** Set exercise **
Within the records below, find each line that holds the string "Proportion", then copy it.

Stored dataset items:
────────────────

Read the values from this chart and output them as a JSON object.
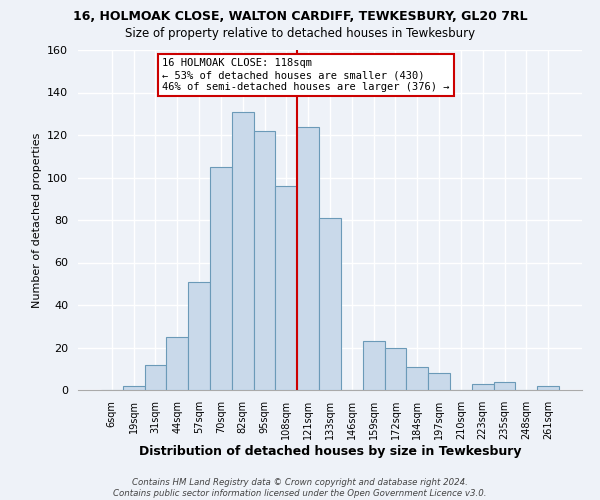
{
  "title": "16, HOLMOAK CLOSE, WALTON CARDIFF, TEWKESBURY, GL20 7RL",
  "subtitle": "Size of property relative to detached houses in Tewkesbury",
  "xlabel": "Distribution of detached houses by size in Tewkesbury",
  "ylabel": "Number of detached properties",
  "bar_labels": [
    "6sqm",
    "19sqm",
    "31sqm",
    "44sqm",
    "57sqm",
    "70sqm",
    "82sqm",
    "95sqm",
    "108sqm",
    "121sqm",
    "133sqm",
    "146sqm",
    "159sqm",
    "172sqm",
    "184sqm",
    "197sqm",
    "210sqm",
    "223sqm",
    "235sqm",
    "248sqm",
    "261sqm"
  ],
  "bar_values": [
    0,
    2,
    12,
    25,
    51,
    105,
    131,
    122,
    96,
    124,
    81,
    0,
    23,
    20,
    11,
    8,
    0,
    3,
    4,
    0,
    2
  ],
  "bar_color": "#c9d9ea",
  "bar_edge_color": "#6b9ab8",
  "ylim": [
    0,
    160
  ],
  "yticks": [
    0,
    20,
    40,
    60,
    80,
    100,
    120,
    140,
    160
  ],
  "marker_label": "16 HOLMOAK CLOSE: 118sqm",
  "annotation_line1": "← 53% of detached houses are smaller (430)",
  "annotation_line2": "46% of semi-detached houses are larger (376) →",
  "footer1": "Contains HM Land Registry data © Crown copyright and database right 2024.",
  "footer2": "Contains public sector information licensed under the Open Government Licence v3.0.",
  "bg_color": "#eef2f8",
  "grid_color": "#ffffff",
  "title_fontsize": 9,
  "subtitle_fontsize": 8.5
}
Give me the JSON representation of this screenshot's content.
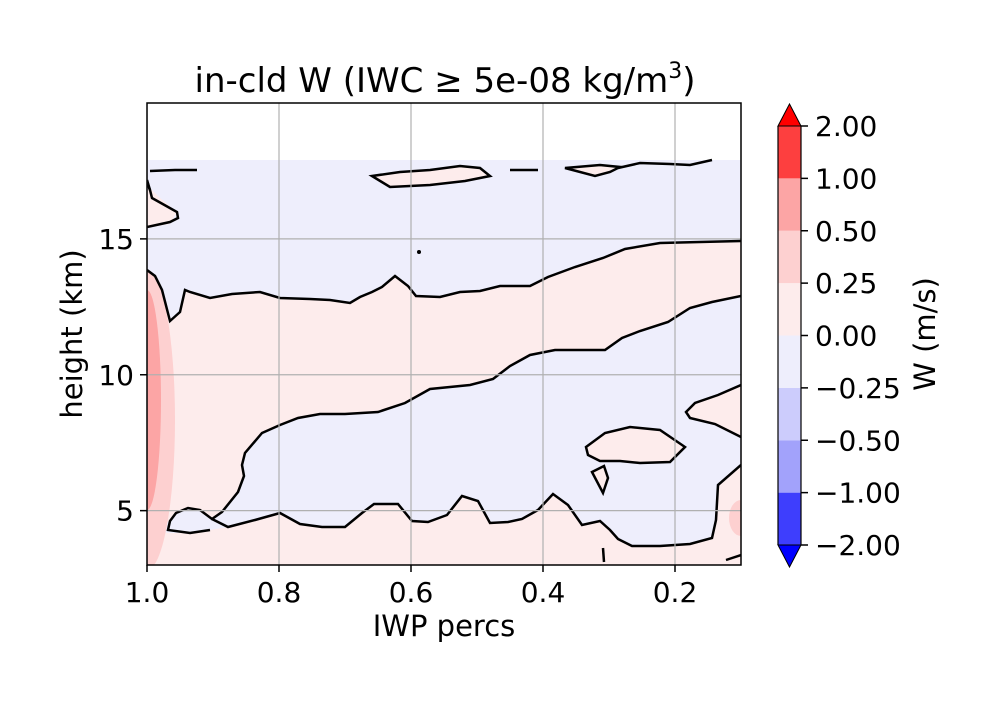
{
  "colors": {
    "pos_025": "#fdecec",
    "pos_050": "#fdd0d0",
    "pos_100": "#fca5a5",
    "pos_200": "#fd3f3f",
    "pos_over": "#ff0000",
    "neg_025": "#eeeefc",
    "neg_050": "#ccccfc",
    "neg_100": "#a2a2fb",
    "neg_200": "#3e3efd",
    "neg_under": "#0000ff",
    "contour": "#000000",
    "grid": "#b0b0b0"
  },
  "chart_data": {
    "type": "contour",
    "title": "in-cld W (IWC ≥ 5e-08 kg/m³)",
    "title_parts": {
      "main": "in-cld W (IWC ",
      "symbol": "≥",
      "value": " 5e-08 kg/m",
      "sup": "3",
      "close": ")"
    },
    "xlabel": "IWP percs",
    "ylabel": "height (km)",
    "xlim": [
      1.0,
      0.1
    ],
    "x_inverted": true,
    "ylim": [
      3,
      20
    ],
    "x_ticks": [
      1.0,
      0.8,
      0.6,
      0.4,
      0.2
    ],
    "x_tick_labels": [
      "1.0",
      "0.8",
      "0.6",
      "0.4",
      "0.2"
    ],
    "y_ticks": [
      5,
      10,
      15
    ],
    "y_tick_labels": [
      "5",
      "10",
      "15"
    ],
    "grid": true,
    "colorbar": {
      "label": "W (m/s)",
      "levels": [
        -2.0,
        -1.0,
        -0.5,
        -0.25,
        0.0,
        0.25,
        0.5,
        1.0,
        2.0
      ],
      "tick_labels": [
        "−2.00",
        "−1.00",
        "−0.50",
        "−0.25",
        "0.00",
        "0.25",
        "0.50",
        "1.00",
        "2.00"
      ],
      "extend": "both"
    },
    "contour_levels": [
      0.0
    ]
  }
}
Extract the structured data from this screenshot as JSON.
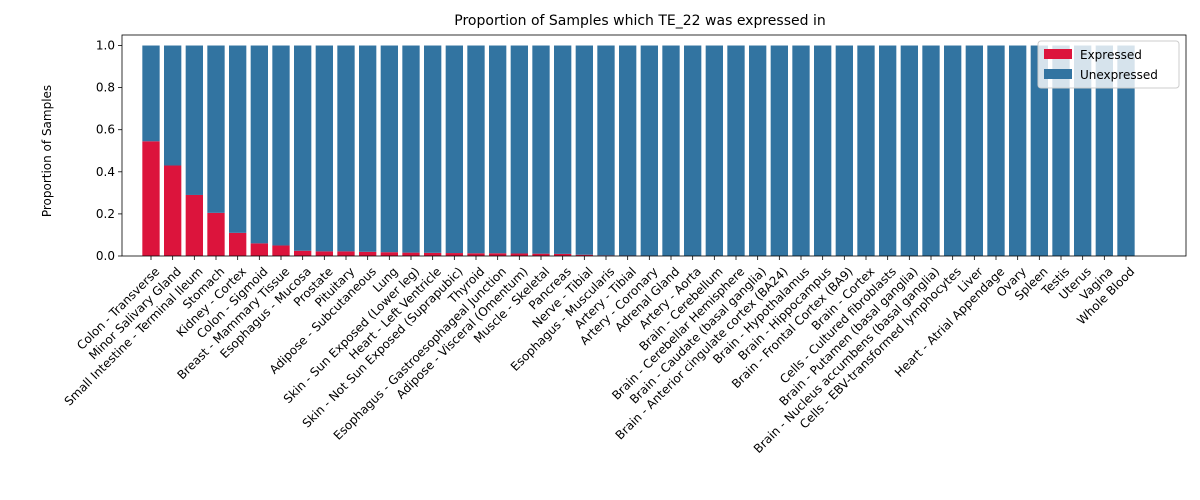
{
  "chart_data": {
    "type": "bar",
    "stacked": true,
    "title": "Proportion of Samples which TE_22 was expressed in",
    "xlabel": "",
    "ylabel": "Proportion of Samples",
    "ylim": [
      0,
      1.05
    ],
    "yticks": [
      "0.0",
      "0.2",
      "0.4",
      "0.6",
      "0.8",
      "1.0"
    ],
    "grid": false,
    "legend_position": "top-right",
    "categories": [
      "Colon - Transverse",
      "Minor Salivary Gland",
      "Small Intestine - Terminal Ileum",
      "Stomach",
      "Kidney - Cortex",
      "Colon - Sigmoid",
      "Breast - Mammary Tissue",
      "Esophagus - Mucosa",
      "Prostate",
      "Pituitary",
      "Adipose - Subcutaneous",
      "Lung",
      "Skin - Sun Exposed (Lower leg)",
      "Heart - Left Ventricle",
      "Skin - Not Sun Exposed (Suprapubic)",
      "Thyroid",
      "Esophagus - Gastroesophageal Junction",
      "Adipose - Visceral (Omentum)",
      "Muscle - Skeletal",
      "Pancreas",
      "Nerve - Tibial",
      "Esophagus - Muscularis",
      "Artery - Tibial",
      "Artery - Coronary",
      "Adrenal Gland",
      "Artery - Aorta",
      "Brain - Cerebellum",
      "Brain - Cerebellar Hemisphere",
      "Brain - Caudate (basal ganglia)",
      "Brain - Anterior cingulate cortex (BA24)",
      "Brain - Hypothalamus",
      "Brain - Hippocampus",
      "Brain - Frontal Cortex (BA9)",
      "Brain - Cortex",
      "Cells - Cultured fibroblasts",
      "Brain - Putamen (basal ganglia)",
      "Brain - Nucleus accumbens (basal ganglia)",
      "Cells - EBV-transformed lymphocytes",
      "Liver",
      "Heart - Atrial Appendage",
      "Ovary",
      "Spleen",
      "Testis",
      "Uterus",
      "Vagina",
      "Whole Blood"
    ],
    "series": [
      {
        "name": "Expressed",
        "color": "#dc143c",
        "values": [
          0.545,
          0.43,
          0.29,
          0.205,
          0.11,
          0.06,
          0.05,
          0.025,
          0.022,
          0.022,
          0.02,
          0.018,
          0.016,
          0.015,
          0.014,
          0.013,
          0.013,
          0.012,
          0.011,
          0.01,
          0.006,
          0.003,
          0.002,
          0.001,
          0,
          0,
          0,
          0,
          0,
          0,
          0,
          0,
          0,
          0,
          0,
          0,
          0,
          0,
          0,
          0,
          0,
          0,
          0,
          0,
          0,
          0
        ]
      },
      {
        "name": "Unexpressed",
        "color": "#3274a1",
        "values": [
          0.455,
          0.57,
          0.71,
          0.795,
          0.89,
          0.94,
          0.95,
          0.975,
          0.978,
          0.978,
          0.98,
          0.982,
          0.984,
          0.985,
          0.986,
          0.987,
          0.987,
          0.988,
          0.989,
          0.99,
          0.994,
          0.997,
          0.998,
          0.999,
          1,
          1,
          1,
          1,
          1,
          1,
          1,
          1,
          1,
          1,
          1,
          1,
          1,
          1,
          1,
          1,
          1,
          1,
          1,
          1,
          1,
          1
        ]
      }
    ]
  }
}
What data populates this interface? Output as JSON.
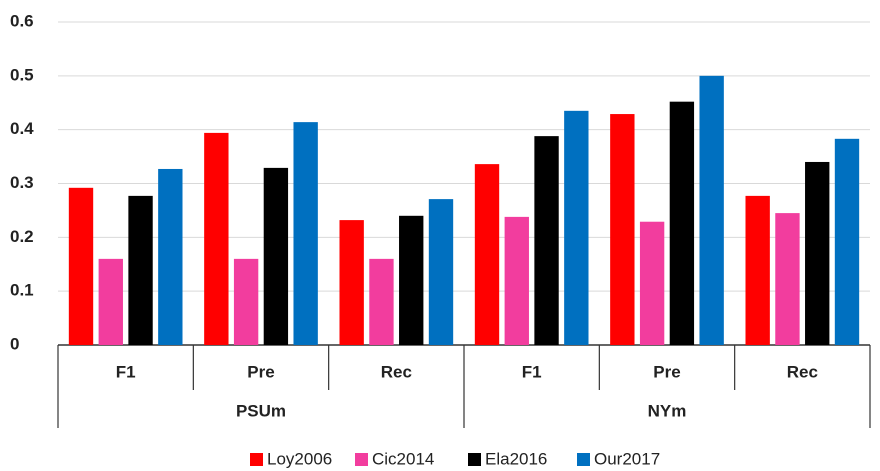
{
  "chart_data": {
    "type": "bar",
    "groups": [
      {
        "label": "PSUm",
        "categories": [
          "F1",
          "Pre",
          "Rec"
        ]
      },
      {
        "label": "NYm",
        "categories": [
          "F1",
          "Pre",
          "Rec"
        ]
      }
    ],
    "series": [
      {
        "name": "Loy2006",
        "color": "#ff0000",
        "values": [
          0.292,
          0.394,
          0.232,
          0.336,
          0.429,
          0.277
        ]
      },
      {
        "name": "Cic2014",
        "color": "#f23d9e",
        "values": [
          0.16,
          0.16,
          0.16,
          0.238,
          0.229,
          0.245
        ]
      },
      {
        "name": "Ela2016",
        "color": "#000000",
        "values": [
          0.277,
          0.329,
          0.24,
          0.388,
          0.452,
          0.34
        ]
      },
      {
        "name": "Our2017",
        "color": "#0070c0",
        "values": [
          0.327,
          0.414,
          0.271,
          0.435,
          0.5,
          0.383
        ]
      }
    ],
    "ylim": [
      0,
      0.6
    ],
    "yticks": [
      0,
      0.1,
      0.2,
      0.3,
      0.4,
      0.5,
      0.6
    ],
    "grid": true,
    "legend": "bottom"
  }
}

────────────────

** Written answer **
    "title": "Proportion of Samples which TE_22 was expressed in",
    "ylabel": "Proportion of Samples",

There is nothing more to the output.